§ **Task**
Write each line out again exactly as written.

§ **Data for processing**
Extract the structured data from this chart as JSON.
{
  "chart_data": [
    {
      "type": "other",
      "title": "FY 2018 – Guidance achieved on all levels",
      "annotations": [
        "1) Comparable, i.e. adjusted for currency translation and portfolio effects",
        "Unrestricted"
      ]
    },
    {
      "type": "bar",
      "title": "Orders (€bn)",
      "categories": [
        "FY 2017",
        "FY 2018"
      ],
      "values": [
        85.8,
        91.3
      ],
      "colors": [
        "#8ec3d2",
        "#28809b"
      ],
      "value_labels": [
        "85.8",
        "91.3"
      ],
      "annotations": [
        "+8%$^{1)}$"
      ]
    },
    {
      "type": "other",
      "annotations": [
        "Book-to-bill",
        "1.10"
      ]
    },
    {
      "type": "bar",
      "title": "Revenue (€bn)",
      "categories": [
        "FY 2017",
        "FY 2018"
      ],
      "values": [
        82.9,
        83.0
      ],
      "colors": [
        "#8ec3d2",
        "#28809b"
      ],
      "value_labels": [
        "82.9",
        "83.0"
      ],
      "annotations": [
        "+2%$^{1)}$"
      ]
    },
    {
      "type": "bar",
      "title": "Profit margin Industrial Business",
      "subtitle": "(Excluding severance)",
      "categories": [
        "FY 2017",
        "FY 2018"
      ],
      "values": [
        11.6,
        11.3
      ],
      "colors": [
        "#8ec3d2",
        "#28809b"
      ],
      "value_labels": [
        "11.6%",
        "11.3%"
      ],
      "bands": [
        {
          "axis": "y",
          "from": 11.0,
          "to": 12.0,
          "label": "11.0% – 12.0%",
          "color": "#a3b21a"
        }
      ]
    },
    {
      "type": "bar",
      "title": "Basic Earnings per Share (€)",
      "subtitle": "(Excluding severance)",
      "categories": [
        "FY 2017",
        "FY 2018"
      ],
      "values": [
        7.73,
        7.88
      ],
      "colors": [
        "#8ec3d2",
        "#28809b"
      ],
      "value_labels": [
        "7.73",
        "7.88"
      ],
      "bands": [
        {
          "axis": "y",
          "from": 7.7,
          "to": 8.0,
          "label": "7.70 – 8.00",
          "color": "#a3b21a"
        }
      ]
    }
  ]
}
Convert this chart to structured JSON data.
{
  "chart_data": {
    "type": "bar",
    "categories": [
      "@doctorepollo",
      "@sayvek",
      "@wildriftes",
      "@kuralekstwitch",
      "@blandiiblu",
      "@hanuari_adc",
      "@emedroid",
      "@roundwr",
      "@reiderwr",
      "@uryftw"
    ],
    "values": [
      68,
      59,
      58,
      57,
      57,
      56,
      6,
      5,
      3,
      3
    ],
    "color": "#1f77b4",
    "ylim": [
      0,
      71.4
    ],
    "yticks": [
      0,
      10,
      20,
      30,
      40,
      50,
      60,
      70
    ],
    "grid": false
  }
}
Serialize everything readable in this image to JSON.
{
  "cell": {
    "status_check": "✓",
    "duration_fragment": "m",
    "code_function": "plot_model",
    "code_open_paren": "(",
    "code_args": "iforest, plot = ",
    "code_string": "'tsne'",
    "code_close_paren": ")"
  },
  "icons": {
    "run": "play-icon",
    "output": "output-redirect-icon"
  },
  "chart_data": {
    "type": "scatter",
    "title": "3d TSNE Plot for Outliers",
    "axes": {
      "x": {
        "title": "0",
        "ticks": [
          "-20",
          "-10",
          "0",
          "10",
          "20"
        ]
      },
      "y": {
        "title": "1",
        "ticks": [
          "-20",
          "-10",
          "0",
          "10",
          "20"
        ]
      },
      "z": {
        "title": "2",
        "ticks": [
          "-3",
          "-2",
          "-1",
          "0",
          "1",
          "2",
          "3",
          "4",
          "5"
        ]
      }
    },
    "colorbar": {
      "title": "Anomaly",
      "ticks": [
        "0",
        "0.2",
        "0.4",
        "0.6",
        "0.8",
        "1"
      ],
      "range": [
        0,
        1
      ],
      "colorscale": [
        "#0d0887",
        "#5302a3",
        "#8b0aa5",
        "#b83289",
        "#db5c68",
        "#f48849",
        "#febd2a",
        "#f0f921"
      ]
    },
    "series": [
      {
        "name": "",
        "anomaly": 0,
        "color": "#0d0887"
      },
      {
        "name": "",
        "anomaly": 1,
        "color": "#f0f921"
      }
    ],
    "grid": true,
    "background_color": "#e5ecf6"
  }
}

§ **Task answer**
Extract the structured data from this chart as JSON.
{
  "chart_data": [
    {
      "type": "other",
      "title": "FY 2018 – Guidance achieved on all levels",
      "annotations": [
        "1) Comparable, i.e. adjusted for currency translation and portfolio effects",
        "Unrestricted"
      ]
    },
    {
      "type": "bar",
      "title": "Orders (€bn)",
      "categories": [
        "FY 2017",
        "FY 2018"
      ],
      "values": [
        85.8,
        91.3
      ],
      "colors": [
        "#8ec3d2",
        "#28809b"
      ],
      "value_labels": [
        "85.8",
        "91.3"
      ],
      "annotations": [
        "+8%$^{1)}$"
      ]
    },
    {
      "type": "other",
      "annotations": [
        "Book-to-bill",
        "1.10"
      ]
    },
    {
      "type": "bar",
      "title": "Revenue (€bn)",
      "categories": [
        "FY 2017",
        "FY 2018"
      ],
      "values": [
        82.9,
        83.0
      ],
      "colors": [
        "#8ec3d2",
        "#28809b"
      ],
      "value_labels": [
        "82.9",
        "83.0"
      ],
      "annotations": [
        "+2%$^{1)}$"
      ]
    },
    {
      "type": "bar",
      "title": "Profit margin Industrial Business",
      "subtitle": "(Excluding severance)",
      "categories": [
        "FY 2017",
        "FY 2018"
      ],
      "values": [
        11.6,
        11.3
      ],
      "colors": [
        "#8ec3d2",
        "#28809b"
      ],
      "value_labels": [
        "11.6%",
        "11.3%"
      ],
      "bands": [
        {
          "axis": "y",
          "from": 11.0,
          "to": 12.0,
          "label": "11.0% – 12.0%",
          "color": "#a3b21a"
        }
      ]
    },
    {
      "type": "bar",
      "title": "Basic Earnings per Share (€)",
      "subtitle": "(Excluding severance)",
      "categories": [
        "FY 2017",
        "FY 2018"
      ],
      "values": [
        7.73,
        7.88
      ],
      "colors": [
        "#8ec3d2",
        "#28809b"
      ],
      "value_labels": [
        "7.73",
        "7.88"
      ],
      "bands": [
        {
          "axis": "y",
          "from": 7.7,
          "to": 8.0,
          "label": "7.70 – 8.00",
          "color": "#a3b21a"
        }
      ]
    }
  ]
}
Convert this chart to structured JSON data.
{
  "chart_data": {
    "type": "bar",
    "categories": [
      "@doctorepollo",
      "@sayvek",
      "@wildriftes",
      "@kuralekstwitch",
      "@blandiiblu",
      "@hanuari_adc",
      "@emedroid",
      "@roundwr",
      "@reiderwr",
      "@uryftw"
    ],
    "values": [
      68,
      59,
      58,
      57,
      57,
      56,
      6,
      5,
      3,
      3
    ],
    "color": "#1f77b4",
    "ylim": [
      0,
      71.4
    ],
    "yticks": [
      0,
      10,
      20,
      30,
      40,
      50,
      60,
      70
    ],
    "grid": false
  }
}
Serialize everything readable in this image to JSON.
{
  "cell": {
    "status_check": "✓",
    "duration_fragment": "m",
    "code_function": "plot_model",
    "code_open_paren": "(",
    "code_args": "iforest, plot = ",
    "code_string": "'tsne'",
    "code_close_paren": ")"
  },
  "icons": {
    "run": "play-icon",
    "output": "output-redirect-icon"
  },
  "chart_data": {
    "type": "scatter",
    "title": "3d TSNE Plot for Outliers",
    "axes": {
      "x": {
        "title": "0",
        "ticks": [
          "-20",
          "-10",
          "0",
          "10",
          "20"
        ]
      },
      "y": {
        "title": "1",
        "ticks": [
          "-20",
          "-10",
          "0",
          "10",
          "20"
        ]
      },
      "z": {
        "title": "2",
        "ticks": [
          "-3",
          "-2",
          "-1",
          "0",
          "1",
          "2",
          "3",
          "4",
          "5"
        ]
      }
    },
    "colorbar": {
      "title": "Anomaly",
      "ticks": [
        "0",
        "0.2",
        "0.4",
        "0.6",
        "0.8",
        "1"
      ],
      "range": [
        0,
        1
      ],
      "colorscale": [
        "#0d0887",
        "#5302a3",
        "#8b0aa5",
        "#b83289",
        "#db5c68",
        "#f48849",
        "#febd2a",
        "#f0f921"
      ]
    },
    "series": [
      {
        "name": "",
        "anomaly": 0,
        "color": "#0d0887"
      },
      {
        "name": "",
        "anomaly": 1,
        "color": "#f0f921"
      }
    ],
    "grid": true,
    "background_color": "#e5ecf6"
  }
}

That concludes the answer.